**EXERCISE DIRECTIONS**. Return all of the data exactly as written, without the pictures.

**Raw records**.
-- START --

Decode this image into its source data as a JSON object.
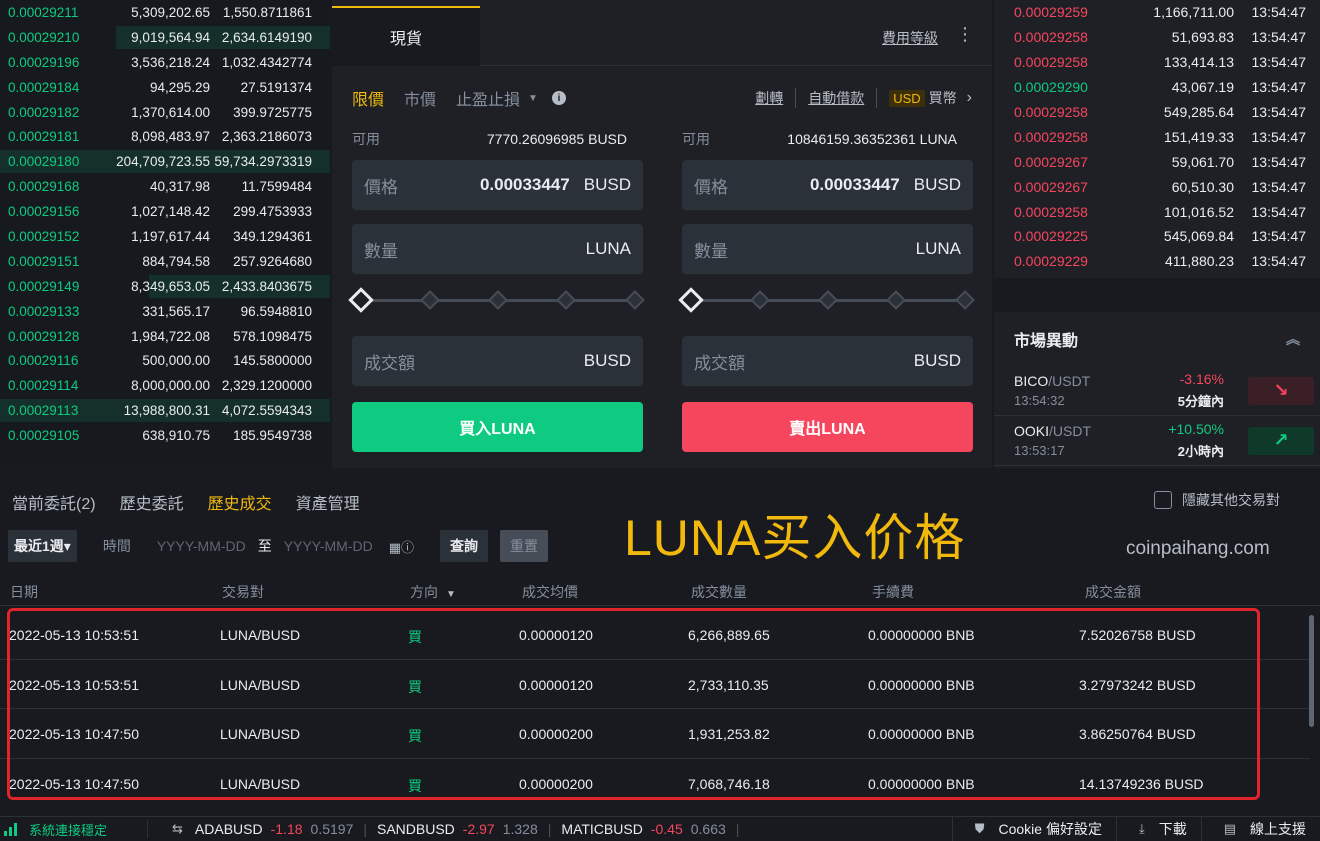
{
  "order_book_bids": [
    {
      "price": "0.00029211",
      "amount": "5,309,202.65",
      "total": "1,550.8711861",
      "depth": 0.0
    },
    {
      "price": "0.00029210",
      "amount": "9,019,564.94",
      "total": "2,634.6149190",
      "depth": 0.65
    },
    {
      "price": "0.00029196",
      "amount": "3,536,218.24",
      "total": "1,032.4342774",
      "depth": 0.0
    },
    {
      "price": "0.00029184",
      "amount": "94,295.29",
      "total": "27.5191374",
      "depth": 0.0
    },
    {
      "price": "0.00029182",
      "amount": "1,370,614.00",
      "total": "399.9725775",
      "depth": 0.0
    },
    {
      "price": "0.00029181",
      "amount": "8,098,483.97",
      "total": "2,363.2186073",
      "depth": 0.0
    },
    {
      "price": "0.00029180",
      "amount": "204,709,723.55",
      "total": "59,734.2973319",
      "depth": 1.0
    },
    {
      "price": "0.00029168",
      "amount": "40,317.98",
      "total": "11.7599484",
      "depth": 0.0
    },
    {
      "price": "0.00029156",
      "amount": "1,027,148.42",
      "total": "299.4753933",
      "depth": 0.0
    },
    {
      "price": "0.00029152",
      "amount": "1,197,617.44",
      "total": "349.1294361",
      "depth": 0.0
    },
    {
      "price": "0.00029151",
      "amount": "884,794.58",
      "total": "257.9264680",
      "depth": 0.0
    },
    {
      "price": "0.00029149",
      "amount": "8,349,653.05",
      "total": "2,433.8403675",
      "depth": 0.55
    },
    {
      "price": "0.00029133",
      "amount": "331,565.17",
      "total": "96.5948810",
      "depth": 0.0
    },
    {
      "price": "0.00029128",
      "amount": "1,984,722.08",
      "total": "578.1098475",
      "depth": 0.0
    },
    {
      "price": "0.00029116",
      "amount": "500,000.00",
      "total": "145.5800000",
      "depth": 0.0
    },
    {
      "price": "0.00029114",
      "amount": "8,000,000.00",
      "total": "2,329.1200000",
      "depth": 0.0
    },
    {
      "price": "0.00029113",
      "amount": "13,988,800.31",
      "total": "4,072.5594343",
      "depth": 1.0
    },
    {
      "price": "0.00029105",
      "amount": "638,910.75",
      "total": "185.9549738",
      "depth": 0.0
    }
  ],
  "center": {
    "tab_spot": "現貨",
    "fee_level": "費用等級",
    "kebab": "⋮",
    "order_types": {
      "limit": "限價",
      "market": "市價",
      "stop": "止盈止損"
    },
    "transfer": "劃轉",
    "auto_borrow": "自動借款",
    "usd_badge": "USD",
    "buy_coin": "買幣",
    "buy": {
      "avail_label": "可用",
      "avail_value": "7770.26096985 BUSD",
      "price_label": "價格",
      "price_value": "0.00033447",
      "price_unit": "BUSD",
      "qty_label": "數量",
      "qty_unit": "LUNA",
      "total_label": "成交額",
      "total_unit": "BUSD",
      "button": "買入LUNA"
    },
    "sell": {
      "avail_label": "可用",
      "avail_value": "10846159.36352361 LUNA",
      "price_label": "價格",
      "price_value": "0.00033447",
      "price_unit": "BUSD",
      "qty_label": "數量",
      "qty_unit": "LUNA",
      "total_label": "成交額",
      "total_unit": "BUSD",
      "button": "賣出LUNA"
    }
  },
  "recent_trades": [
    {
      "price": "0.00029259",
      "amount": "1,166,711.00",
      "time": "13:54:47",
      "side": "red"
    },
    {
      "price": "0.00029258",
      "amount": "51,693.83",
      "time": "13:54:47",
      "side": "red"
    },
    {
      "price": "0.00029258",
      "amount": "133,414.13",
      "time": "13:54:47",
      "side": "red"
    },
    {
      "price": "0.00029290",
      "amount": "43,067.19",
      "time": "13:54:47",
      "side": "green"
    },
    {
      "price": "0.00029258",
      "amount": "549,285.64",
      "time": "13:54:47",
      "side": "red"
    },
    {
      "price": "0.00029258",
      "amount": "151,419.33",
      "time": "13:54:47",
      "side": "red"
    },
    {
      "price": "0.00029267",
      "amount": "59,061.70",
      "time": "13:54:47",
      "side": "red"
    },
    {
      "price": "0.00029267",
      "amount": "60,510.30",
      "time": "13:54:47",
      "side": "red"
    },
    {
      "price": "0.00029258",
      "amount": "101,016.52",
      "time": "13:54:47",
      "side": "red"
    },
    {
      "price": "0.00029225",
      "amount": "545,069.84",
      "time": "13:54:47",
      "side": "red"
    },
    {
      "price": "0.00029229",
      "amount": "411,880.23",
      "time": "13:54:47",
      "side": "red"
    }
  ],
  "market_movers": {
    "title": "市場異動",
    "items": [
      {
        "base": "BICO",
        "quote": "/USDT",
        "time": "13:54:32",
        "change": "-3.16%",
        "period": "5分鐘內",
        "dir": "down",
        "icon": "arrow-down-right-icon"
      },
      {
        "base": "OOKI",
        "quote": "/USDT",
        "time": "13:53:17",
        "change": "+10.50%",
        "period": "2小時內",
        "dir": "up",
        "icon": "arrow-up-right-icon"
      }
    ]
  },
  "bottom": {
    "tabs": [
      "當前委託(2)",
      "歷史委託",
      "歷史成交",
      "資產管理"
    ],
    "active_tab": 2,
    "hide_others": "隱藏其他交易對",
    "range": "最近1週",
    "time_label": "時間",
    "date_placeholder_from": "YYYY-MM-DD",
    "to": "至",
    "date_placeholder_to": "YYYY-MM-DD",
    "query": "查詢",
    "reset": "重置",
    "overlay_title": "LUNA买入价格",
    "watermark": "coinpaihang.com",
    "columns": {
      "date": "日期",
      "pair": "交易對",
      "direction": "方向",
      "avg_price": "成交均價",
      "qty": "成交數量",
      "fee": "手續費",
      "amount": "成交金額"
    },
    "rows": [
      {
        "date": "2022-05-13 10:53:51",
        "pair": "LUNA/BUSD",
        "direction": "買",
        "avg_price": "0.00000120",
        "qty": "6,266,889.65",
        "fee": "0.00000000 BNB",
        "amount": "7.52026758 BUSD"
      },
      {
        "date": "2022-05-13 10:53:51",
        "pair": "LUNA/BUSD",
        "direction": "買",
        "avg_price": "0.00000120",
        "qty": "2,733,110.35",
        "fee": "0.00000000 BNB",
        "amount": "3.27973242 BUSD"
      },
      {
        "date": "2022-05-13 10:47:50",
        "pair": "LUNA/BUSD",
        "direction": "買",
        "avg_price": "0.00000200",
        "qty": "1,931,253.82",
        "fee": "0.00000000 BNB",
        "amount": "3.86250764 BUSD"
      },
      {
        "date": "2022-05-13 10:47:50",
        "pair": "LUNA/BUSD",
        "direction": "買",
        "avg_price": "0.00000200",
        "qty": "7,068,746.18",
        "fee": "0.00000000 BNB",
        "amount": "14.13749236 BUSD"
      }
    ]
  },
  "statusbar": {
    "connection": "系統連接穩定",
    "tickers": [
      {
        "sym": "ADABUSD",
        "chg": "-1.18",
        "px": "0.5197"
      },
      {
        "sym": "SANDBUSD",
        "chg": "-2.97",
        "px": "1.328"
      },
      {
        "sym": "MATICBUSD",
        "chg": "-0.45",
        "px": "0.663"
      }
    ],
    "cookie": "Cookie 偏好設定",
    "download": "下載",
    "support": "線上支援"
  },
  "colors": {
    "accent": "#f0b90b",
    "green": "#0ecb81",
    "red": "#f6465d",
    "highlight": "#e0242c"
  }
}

-- END --

**RESPONSE BELOW**.
Decode this image into its source data as a JSON object.
{
  "order_book_bids": [
    {
      "price": "0.00029211",
      "amount": "5,309,202.65",
      "total": "1,550.8711861",
      "depth": 0.0
    },
    {
      "price": "0.00029210",
      "amount": "9,019,564.94",
      "total": "2,634.6149190",
      "depth": 0.65
    },
    {
      "price": "0.00029196",
      "amount": "3,536,218.24",
      "total": "1,032.4342774",
      "depth": 0.0
    },
    {
      "price": "0.00029184",
      "amount": "94,295.29",
      "total": "27.5191374",
      "depth": 0.0
    },
    {
      "price": "0.00029182",
      "amount": "1,370,614.00",
      "total": "399.9725775",
      "depth": 0.0
    },
    {
      "price": "0.00029181",
      "amount": "8,098,483.97",
      "total": "2,363.2186073",
      "depth": 0.0
    },
    {
      "price": "0.00029180",
      "amount": "204,709,723.55",
      "total": "59,734.2973319",
      "depth": 1.0
    },
    {
      "price": "0.00029168",
      "amount": "40,317.98",
      "total": "11.7599484",
      "depth": 0.0
    },
    {
      "price": "0.00029156",
      "amount": "1,027,148.42",
      "total": "299.4753933",
      "depth": 0.0
    },
    {
      "price": "0.00029152",
      "amount": "1,197,617.44",
      "total": "349.1294361",
      "depth": 0.0
    },
    {
      "price": "0.00029151",
      "amount": "884,794.58",
      "total": "257.9264680",
      "depth": 0.0
    },
    {
      "price": "0.00029149",
      "amount": "8,349,653.05",
      "total": "2,433.8403675",
      "depth": 0.55
    },
    {
      "price": "0.00029133",
      "amount": "331,565.17",
      "total": "96.5948810",
      "depth": 0.0
    },
    {
      "price": "0.00029128",
      "amount": "1,984,722.08",
      "total": "578.1098475",
      "depth": 0.0
    },
    {
      "price": "0.00029116",
      "amount": "500,000.00",
      "total": "145.5800000",
      "depth": 0.0
    },
    {
      "price": "0.00029114",
      "amount": "8,000,000.00",
      "total": "2,329.1200000",
      "depth": 0.0
    },
    {
      "price": "0.00029113",
      "amount": "13,988,800.31",
      "total": "4,072.5594343",
      "depth": 1.0
    },
    {
      "price": "0.00029105",
      "amount": "638,910.75",
      "total": "185.9549738",
      "depth": 0.0
    }
  ],
  "center": {
    "tab_spot": "現貨",
    "fee_level": "費用等級",
    "kebab": "⋮",
    "order_types": {
      "limit": "限價",
      "market": "市價",
      "stop": "止盈止損"
    },
    "transfer": "劃轉",
    "auto_borrow": "自動借款",
    "usd_badge": "USD",
    "buy_coin": "買幣",
    "buy": {
      "avail_label": "可用",
      "avail_value": "7770.26096985 BUSD",
      "price_label": "價格",
      "price_value": "0.00033447",
      "price_unit": "BUSD",
      "qty_label": "數量",
      "qty_unit": "LUNA",
      "total_label": "成交額",
      "total_unit": "BUSD",
      "button": "買入LUNA"
    },
    "sell": {
      "avail_label": "可用",
      "avail_value": "10846159.36352361 LUNA",
      "price_label": "價格",
      "price_value": "0.00033447",
      "price_unit": "BUSD",
      "qty_label": "數量",
      "qty_unit": "LUNA",
      "total_label": "成交額",
      "total_unit": "BUSD",
      "button": "賣出LUNA"
    }
  },
  "recent_trades": [
    {
      "price": "0.00029259",
      "amount": "1,166,711.00",
      "time": "13:54:47",
      "side": "red"
    },
    {
      "price": "0.00029258",
      "amount": "51,693.83",
      "time": "13:54:47",
      "side": "red"
    },
    {
      "price": "0.00029258",
      "amount": "133,414.13",
      "time": "13:54:47",
      "side": "red"
    },
    {
      "price": "0.00029290",
      "amount": "43,067.19",
      "time": "13:54:47",
      "side": "green"
    },
    {
      "price": "0.00029258",
      "amount": "549,285.64",
      "time": "13:54:47",
      "side": "red"
    },
    {
      "price": "0.00029258",
      "amount": "151,419.33",
      "time": "13:54:47",
      "side": "red"
    },
    {
      "price": "0.00029267",
      "amount": "59,061.70",
      "time": "13:54:47",
      "side": "red"
    },
    {
      "price": "0.00029267",
      "amount": "60,510.30",
      "time": "13:54:47",
      "side": "red"
    },
    {
      "price": "0.00029258",
      "amount": "101,016.52",
      "time": "13:54:47",
      "side": "red"
    },
    {
      "price": "0.00029225",
      "amount": "545,069.84",
      "time": "13:54:47",
      "side": "red"
    },
    {
      "price": "0.00029229",
      "amount": "411,880.23",
      "time": "13:54:47",
      "side": "red"
    }
  ],
  "market_movers": {
    "title": "市場異動",
    "items": [
      {
        "base": "BICO",
        "quote": "/USDT",
        "time": "13:54:32",
        "change": "-3.16%",
        "period": "5分鐘內",
        "dir": "down",
        "icon": "arrow-down-right-icon"
      },
      {
        "base": "OOKI",
        "quote": "/USDT",
        "time": "13:53:17",
        "change": "+10.50%",
        "period": "2小時內",
        "dir": "up",
        "icon": "arrow-up-right-icon"
      }
    ]
  },
  "bottom": {
    "tabs": [
      "當前委託(2)",
      "歷史委託",
      "歷史成交",
      "資產管理"
    ],
    "active_tab": 2,
    "hide_others": "隱藏其他交易對",
    "range": "最近1週",
    "time_label": "時間",
    "date_placeholder_from": "YYYY-MM-DD",
    "to": "至",
    "date_placeholder_to": "YYYY-MM-DD",
    "query": "查詢",
    "reset": "重置",
    "overlay_title": "LUNA买入价格",
    "watermark": "coinpaihang.com",
    "columns": {
      "date": "日期",
      "pair": "交易對",
      "direction": "方向",
      "avg_price": "成交均價",
      "qty": "成交數量",
      "fee": "手續費",
      "amount": "成交金額"
    },
    "rows": [
      {
        "date": "2022-05-13 10:53:51",
        "pair": "LUNA/BUSD",
        "direction": "買",
        "avg_price": "0.00000120",
        "qty": "6,266,889.65",
        "fee": "0.00000000 BNB",
        "amount": "7.52026758 BUSD"
      },
      {
        "date": "2022-05-13 10:53:51",
        "pair": "LUNA/BUSD",
        "direction": "買",
        "avg_price": "0.00000120",
        "qty": "2,733,110.35",
        "fee": "0.00000000 BNB",
        "amount": "3.27973242 BUSD"
      },
      {
        "date": "2022-05-13 10:47:50",
        "pair": "LUNA/BUSD",
        "direction": "買",
        "avg_price": "0.00000200",
        "qty": "1,931,253.82",
        "fee": "0.00000000 BNB",
        "amount": "3.86250764 BUSD"
      },
      {
        "date": "2022-05-13 10:47:50",
        "pair": "LUNA/BUSD",
        "direction": "買",
        "avg_price": "0.00000200",
        "qty": "7,068,746.18",
        "fee": "0.00000000 BNB",
        "amount": "14.13749236 BUSD"
      }
    ]
  },
  "statusbar": {
    "connection": "系統連接穩定",
    "tickers": [
      {
        "sym": "ADABUSD",
        "chg": "-1.18",
        "px": "0.5197"
      },
      {
        "sym": "SANDBUSD",
        "chg": "-2.97",
        "px": "1.328"
      },
      {
        "sym": "MATICBUSD",
        "chg": "-0.45",
        "px": "0.663"
      }
    ],
    "cookie": "Cookie 偏好設定",
    "download": "下載",
    "support": "線上支援"
  },
  "colors": {
    "accent": "#f0b90b",
    "green": "#0ecb81",
    "red": "#f6465d",
    "highlight": "#e0242c"
  }
}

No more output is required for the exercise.